▶ TASK PROMPT: Below are the records; copy each line in them that holds the word "withheld".

▶ DATA PROVIDED:

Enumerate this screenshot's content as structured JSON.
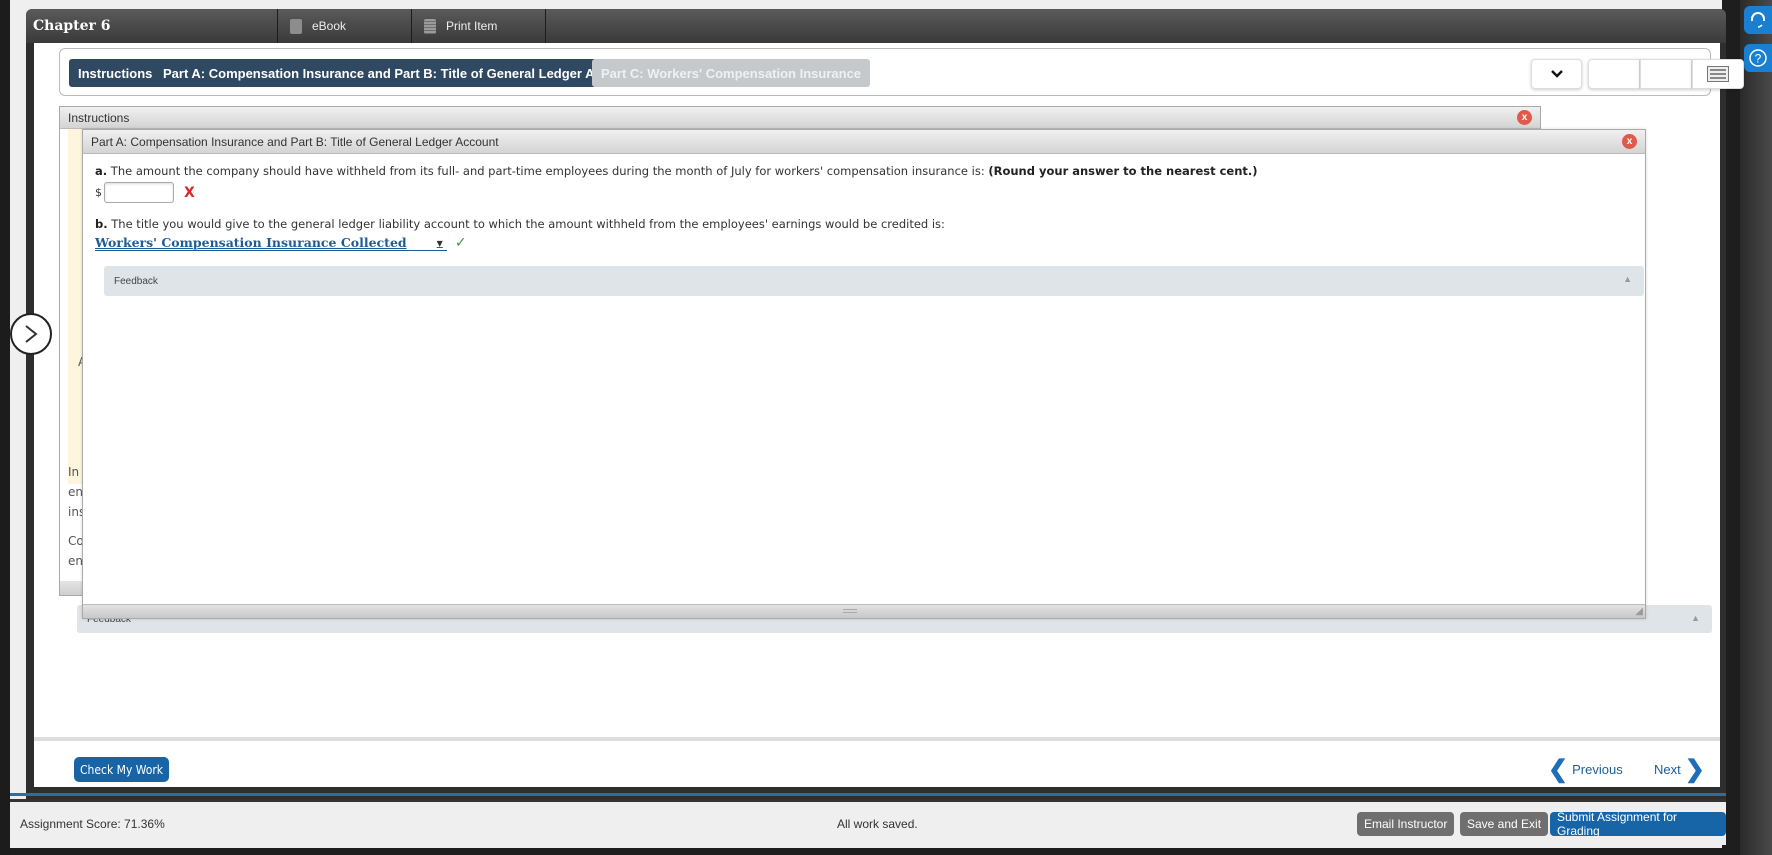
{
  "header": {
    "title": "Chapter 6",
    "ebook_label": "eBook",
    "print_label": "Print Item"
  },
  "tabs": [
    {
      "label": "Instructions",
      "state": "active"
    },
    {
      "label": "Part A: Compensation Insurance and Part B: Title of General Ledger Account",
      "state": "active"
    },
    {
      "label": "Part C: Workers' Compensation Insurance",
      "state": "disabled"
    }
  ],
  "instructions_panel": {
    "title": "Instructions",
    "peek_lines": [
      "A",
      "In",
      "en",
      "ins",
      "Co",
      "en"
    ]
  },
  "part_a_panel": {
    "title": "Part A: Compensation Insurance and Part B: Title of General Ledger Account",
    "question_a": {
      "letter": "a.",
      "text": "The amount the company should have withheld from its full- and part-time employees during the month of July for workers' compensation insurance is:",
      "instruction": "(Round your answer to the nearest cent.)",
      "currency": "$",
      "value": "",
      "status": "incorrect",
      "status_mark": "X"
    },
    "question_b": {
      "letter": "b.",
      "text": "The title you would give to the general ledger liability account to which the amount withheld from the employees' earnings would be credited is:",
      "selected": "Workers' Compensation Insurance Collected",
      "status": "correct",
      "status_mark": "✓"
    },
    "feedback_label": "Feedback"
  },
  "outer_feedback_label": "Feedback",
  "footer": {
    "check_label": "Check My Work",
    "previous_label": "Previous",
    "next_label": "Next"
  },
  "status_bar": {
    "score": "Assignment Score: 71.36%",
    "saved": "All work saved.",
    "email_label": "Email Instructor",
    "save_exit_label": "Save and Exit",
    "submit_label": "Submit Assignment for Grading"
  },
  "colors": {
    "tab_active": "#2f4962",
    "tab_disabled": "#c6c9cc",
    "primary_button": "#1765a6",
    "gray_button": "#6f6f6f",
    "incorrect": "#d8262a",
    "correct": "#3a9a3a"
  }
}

▶ CORRECT ANSWER:
      "text": "The amount the company should have withheld from its full- and part-time employees during the month of July for workers' compensation insurance is:",
      "text": "The title you would give to the general ledger liability account to which the amount withheld from the employees' earnings would be credited is:",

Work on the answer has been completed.